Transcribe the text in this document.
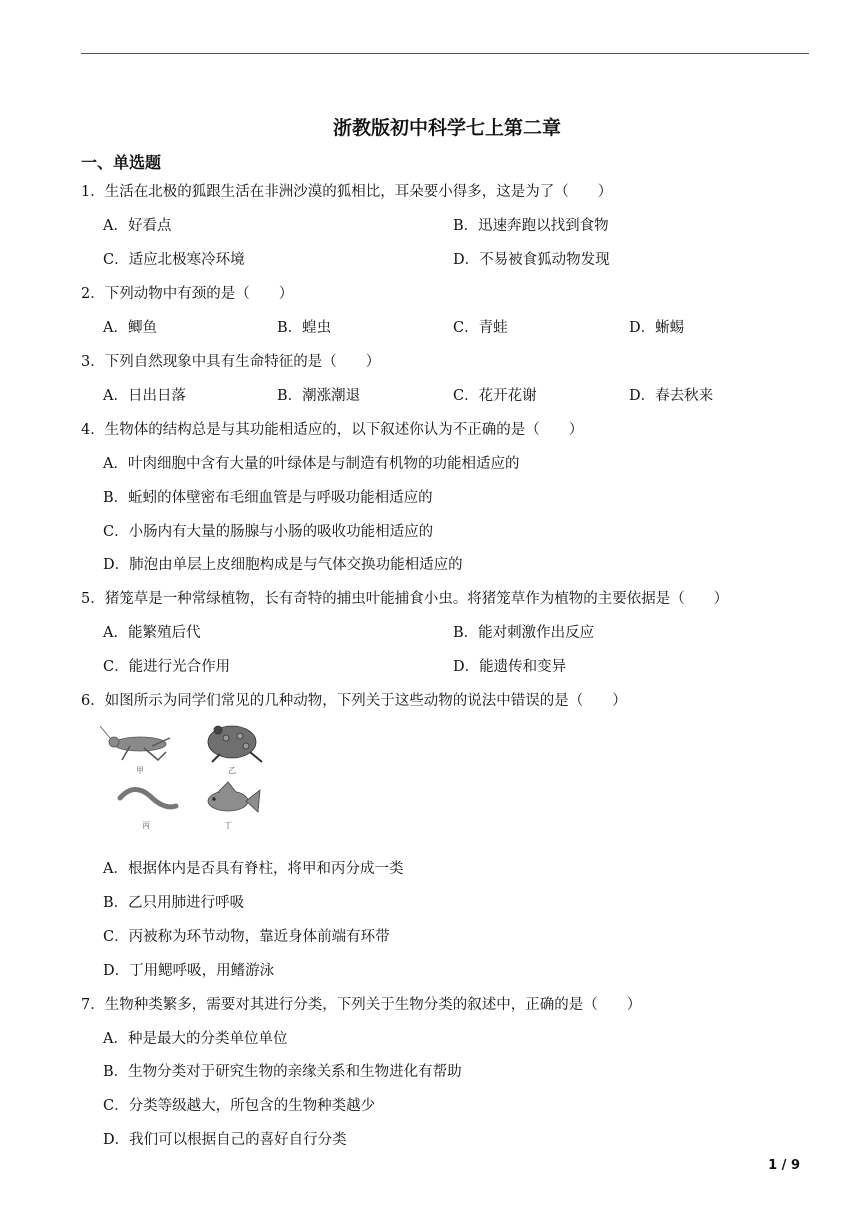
浙教版初中科学七上第二章
一、单选题
1．生活在北极的狐跟生活在非洲沙漠的狐相比，耳朵要小得多，这是为了（　　）
A．好看点	B．迅速奔跑以找到食物
C．适应北极寒冷环境	D．不易被食狐动物发现
2．下列动物中有颈的是（　　）
A．鲫鱼	B．蝗虫	C．青蛙	D．蜥蜴
3．下列自然现象中具有生命特征的是（　　）
A．日出日落	B．潮涨潮退	C．花开花谢	D．春去秋来
4．生物体的结构总是与其功能相适应的，以下叙述你认为不正确的是（　　）
A．叶肉细胞中含有大量的叶绿体是与制造有机物的功能相适应的
B．蚯蚓的体壁密布毛细血管是与呼吸功能相适应的
C．小肠内有大量的肠腺与小肠的吸收功能相适应的
D．肺泡由单层上皮细胞构成是与气体交换功能相适应的
5．猪笼草是一种常绿植物，长有奇特的捕虫叶能捕食小虫。将猪笼草作为植物的主要依据是（　　）
A．能繁殖后代	B．能对刺激作出反应
C．能进行光合作用	D．能遗传和变异
6．如图所示为同学们常见的几种动物，下列关于这些动物的说法中错误的是（　　）
甲	乙
丙	丁
A．根据体内是否具有脊柱，将甲和丙分成一类
B．乙只用肺进行呼吸
C．丙被称为环节动物，靠近身体前端有环带
D．丁用鳃呼吸，用鳍游泳
7．生物种类繁多，需要对其进行分类，下列关于生物分类的叙述中，正确的是（　　）
A．种是最大的分类单位单位
B．生物分类对于研究生物的亲缘关系和生物进化有帮助
C．分类等级越大，所包含的生物种类越少
D．我们可以根据自己的喜好自行分类
1 / 9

—————

◆ The task
Reproduce all of the data exactly, omitting each picture it holds.

◆ Written answer
Transcribe the text in this document.
浙教版初中科学七上第二章
一、单选题
1．生活在北极的狐跟生活在非洲沙漠的狐相比，耳朵要小得多，这是为了（　　）
A．好看点	B．迅速奔跑以找到食物
C．适应北极寒冷环境	D．不易被食狐动物发现
2．下列动物中有颈的是（　　）
A．鲫鱼	B．蝗虫	C．青蛙	D．蜥蜴
3．下列自然现象中具有生命特征的是（　　）
A．日出日落	B．潮涨潮退	C．花开花谢	D．春去秋来
4．生物体的结构总是与其功能相适应的，以下叙述你认为不正确的是（　　）
A．叶肉细胞中含有大量的叶绿体是与制造有机物的功能相适应的
B．蚯蚓的体壁密布毛细血管是与呼吸功能相适应的
C．小肠内有大量的肠腺与小肠的吸收功能相适应的
D．肺泡由单层上皮细胞构成是与气体交换功能相适应的
5．猪笼草是一种常绿植物，长有奇特的捕虫叶能捕食小虫。将猪笼草作为植物的主要依据是（　　）
A．能繁殖后代	B．能对刺激作出反应
C．能进行光合作用	D．能遗传和变异
6．如图所示为同学们常见的几种动物，下列关于这些动物的说法中错误的是（　　）
甲	乙
丙	丁
A．根据体内是否具有脊柱，将甲和丙分成一类
B．乙只用肺进行呼吸
C．丙被称为环节动物，靠近身体前端有环带
D．丁用鳃呼吸，用鳍游泳
7．生物种类繁多，需要对其进行分类，下列关于生物分类的叙述中，正确的是（　　）
A．种是最大的分类单位单位
B．生物分类对于研究生物的亲缘关系和生物进化有帮助
C．分类等级越大，所包含的生物种类越少
D．我们可以根据自己的喜好自行分类
1 / 9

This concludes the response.